▶ **EXERCISE GOAL**
Retype every entry word for word.
'''
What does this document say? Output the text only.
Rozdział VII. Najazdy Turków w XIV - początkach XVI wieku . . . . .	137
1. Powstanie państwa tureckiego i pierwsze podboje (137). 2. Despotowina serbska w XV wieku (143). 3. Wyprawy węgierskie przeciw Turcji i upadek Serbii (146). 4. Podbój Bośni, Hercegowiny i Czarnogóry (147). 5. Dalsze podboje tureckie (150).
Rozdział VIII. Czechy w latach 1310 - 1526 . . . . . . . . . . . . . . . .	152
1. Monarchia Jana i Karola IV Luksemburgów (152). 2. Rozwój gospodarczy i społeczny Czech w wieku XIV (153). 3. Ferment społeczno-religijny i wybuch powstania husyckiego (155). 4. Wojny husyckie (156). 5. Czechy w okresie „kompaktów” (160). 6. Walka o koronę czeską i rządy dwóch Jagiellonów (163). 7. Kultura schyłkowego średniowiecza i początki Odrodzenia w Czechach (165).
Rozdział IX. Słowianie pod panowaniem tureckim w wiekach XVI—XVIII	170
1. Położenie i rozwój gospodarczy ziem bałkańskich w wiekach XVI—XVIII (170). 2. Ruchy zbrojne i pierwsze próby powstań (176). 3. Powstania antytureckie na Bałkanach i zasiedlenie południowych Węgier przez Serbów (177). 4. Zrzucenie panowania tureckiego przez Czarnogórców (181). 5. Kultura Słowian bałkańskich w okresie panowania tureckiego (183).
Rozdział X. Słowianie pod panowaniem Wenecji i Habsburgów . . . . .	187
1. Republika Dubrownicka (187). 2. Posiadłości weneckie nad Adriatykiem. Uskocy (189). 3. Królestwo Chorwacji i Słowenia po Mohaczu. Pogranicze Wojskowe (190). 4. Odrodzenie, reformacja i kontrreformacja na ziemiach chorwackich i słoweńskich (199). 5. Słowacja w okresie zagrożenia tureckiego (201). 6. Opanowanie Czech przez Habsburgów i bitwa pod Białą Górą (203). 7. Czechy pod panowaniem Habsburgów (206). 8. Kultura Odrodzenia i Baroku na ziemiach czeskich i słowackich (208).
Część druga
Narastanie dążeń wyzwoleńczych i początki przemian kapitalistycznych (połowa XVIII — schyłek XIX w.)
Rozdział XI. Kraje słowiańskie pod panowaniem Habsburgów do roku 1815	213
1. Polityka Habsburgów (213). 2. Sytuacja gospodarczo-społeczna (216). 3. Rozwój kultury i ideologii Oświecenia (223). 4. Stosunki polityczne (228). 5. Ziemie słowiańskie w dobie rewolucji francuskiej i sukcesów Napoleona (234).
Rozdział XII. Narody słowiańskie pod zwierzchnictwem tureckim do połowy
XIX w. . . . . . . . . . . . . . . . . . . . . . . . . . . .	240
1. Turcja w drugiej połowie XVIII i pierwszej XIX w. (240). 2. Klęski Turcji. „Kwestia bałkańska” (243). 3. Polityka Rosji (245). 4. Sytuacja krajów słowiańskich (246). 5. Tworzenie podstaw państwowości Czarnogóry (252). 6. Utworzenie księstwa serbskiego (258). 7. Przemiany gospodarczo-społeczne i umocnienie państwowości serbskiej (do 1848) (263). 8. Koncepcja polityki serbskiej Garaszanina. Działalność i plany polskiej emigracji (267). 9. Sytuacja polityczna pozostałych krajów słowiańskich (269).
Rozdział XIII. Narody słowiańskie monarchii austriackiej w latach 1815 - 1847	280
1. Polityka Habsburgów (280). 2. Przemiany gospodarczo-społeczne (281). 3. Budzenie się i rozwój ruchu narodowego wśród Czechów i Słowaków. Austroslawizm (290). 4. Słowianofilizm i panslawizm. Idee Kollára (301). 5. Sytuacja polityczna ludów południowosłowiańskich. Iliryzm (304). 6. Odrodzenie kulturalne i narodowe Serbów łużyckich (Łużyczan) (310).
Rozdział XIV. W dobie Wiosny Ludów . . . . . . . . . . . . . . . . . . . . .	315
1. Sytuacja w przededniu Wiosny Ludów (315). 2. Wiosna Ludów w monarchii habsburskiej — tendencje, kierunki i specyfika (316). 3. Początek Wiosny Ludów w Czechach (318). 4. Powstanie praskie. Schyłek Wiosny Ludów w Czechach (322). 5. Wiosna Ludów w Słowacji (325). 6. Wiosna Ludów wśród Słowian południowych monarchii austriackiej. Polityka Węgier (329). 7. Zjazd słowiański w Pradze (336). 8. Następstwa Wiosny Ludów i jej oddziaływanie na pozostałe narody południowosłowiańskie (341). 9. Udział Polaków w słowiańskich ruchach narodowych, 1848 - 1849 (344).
'''
▶ **REPLY TO THE TASK**
What does this document say? Output the text only.
Rozdział VII. Najazdy Turków w XIV - początkach XVI wieku . . . . .	137
1. Powstanie państwa tureckiego i pierwsze podboje (137). 2. Despotowina serbska w XV wieku (143). 3. Wyprawy węgierskie przeciw Turcji i upadek Serbii (146). 4. Podbój Bośni, Hercegowiny i Czarnogóry (147). 5. Dalsze podboje tureckie (150).
Rozdział VIII. Czechy w latach 1310 - 1526 . . . . . . . . . . . . . . . .	152
1. Monarchia Jana i Karola IV Luksemburgów (152). 2. Rozwój gospodarczy i społeczny Czech w wieku XIV (153). 3. Ferment społeczno-religijny i wybuch powstania husyckiego (155). 4. Wojny husyckie (156). 5. Czechy w okresie „kompaktów” (160). 6. Walka o koronę czeską i rządy dwóch Jagiellonów (163). 7. Kultura schyłkowego średniowiecza i początki Odrodzenia w Czechach (165).
Rozdział IX. Słowianie pod panowaniem tureckim w wiekach XVI—XVIII	170
1. Położenie i rozwój gospodarczy ziem bałkańskich w wiekach XVI—XVIII (170). 2. Ruchy zbrojne i pierwsze próby powstań (176). 3. Powstania antytureckie na Bałkanach i zasiedlenie południowych Węgier przez Serbów (177). 4. Zrzucenie panowania tureckiego przez Czarnogórców (181). 5. Kultura Słowian bałkańskich w okresie panowania tureckiego (183).
Rozdział X. Słowianie pod panowaniem Wenecji i Habsburgów . . . . .	187
1. Republika Dubrownicka (187). 2. Posiadłości weneckie nad Adriatykiem. Uskocy (189). 3. Królestwo Chorwacji i Słowenia po Mohaczu. Pogranicze Wojskowe (190). 4. Odrodzenie, reformacja i kontrreformacja na ziemiach chorwackich i słoweńskich (199). 5. Słowacja w okresie zagrożenia tureckiego (201). 6. Opanowanie Czech przez Habsburgów i bitwa pod Białą Górą (203). 7. Czechy pod panowaniem Habsburgów (206). 8. Kultura Odrodzenia i Baroku na ziemiach czeskich i słowackich (208).
Część druga
Narastanie dążeń wyzwoleńczych i początki przemian kapitalistycznych (połowa XVIII — schyłek XIX w.)
Rozdział XI. Kraje słowiańskie pod panowaniem Habsburgów do roku 1815	213
1. Polityka Habsburgów (213). 2. Sytuacja gospodarczo-społeczna (216). 3. Rozwój kultury i ideologii Oświecenia (223). 4. Stosunki polityczne (228). 5. Ziemie słowiańskie w dobie rewolucji francuskiej i sukcesów Napoleona (234).
Rozdział XII. Narody słowiańskie pod zwierzchnictwem tureckim do połowy
XIX w. . . . . . . . . . . . . . . . . . . . . . . . . . . .	240
1. Turcja w drugiej połowie XVIII i pierwszej XIX w. (240). 2. Klęski Turcji. „Kwestia bałkańska” (243). 3. Polityka Rosji (245). 4. Sytuacja krajów słowiańskich (246). 5. Tworzenie podstaw państwowości Czarnogóry (252). 6. Utworzenie księstwa serbskiego (258). 7. Przemiany gospodarczo-społeczne i umocnienie państwowości serbskiej (do 1848) (263). 8. Koncepcja polityki serbskiej Garaszanina. Działalność i plany polskiej emigracji (267). 9. Sytuacja polityczna pozostałych krajów słowiańskich (269).
Rozdział XIII. Narody słowiańskie monarchii austriackiej w latach 1815 - 1847	280
1. Polityka Habsburgów (280). 2. Przemiany gospodarczo-społeczne (281). 3. Budzenie się i rozwój ruchu narodowego wśród Czechów i Słowaków. Austroslawizm (290). 4. Słowianofilizm i panslawizm. Idee Kollára (301). 5. Sytuacja polityczna ludów południowosłowiańskich. Iliryzm (304). 6. Odrodzenie kulturalne i narodowe Serbów łużyckich (Łużyczan) (310).
Rozdział XIV. W dobie Wiosny Ludów . . . . . . . . . . . . . . . . . . . . .	315
1. Sytuacja w przededniu Wiosny Ludów (315). 2. Wiosna Ludów w monarchii habsburskiej — tendencje, kierunki i specyfika (316). 3. Początek Wiosny Ludów w Czechach (318). 4. Powstanie praskie. Schyłek Wiosny Ludów w Czechach (322). 5. Wiosna Ludów w Słowacji (325). 6. Wiosna Ludów wśród Słowian południowych monarchii austriackiej. Polityka Węgier (329). 7. Zjazd słowiański w Pradze (336). 8. Następstwa Wiosny Ludów i jej oddziaływanie na pozostałe narody południowosłowiańskie (341). 9. Udział Polaków w słowiańskich ruchach narodowych, 1848 - 1849 (344).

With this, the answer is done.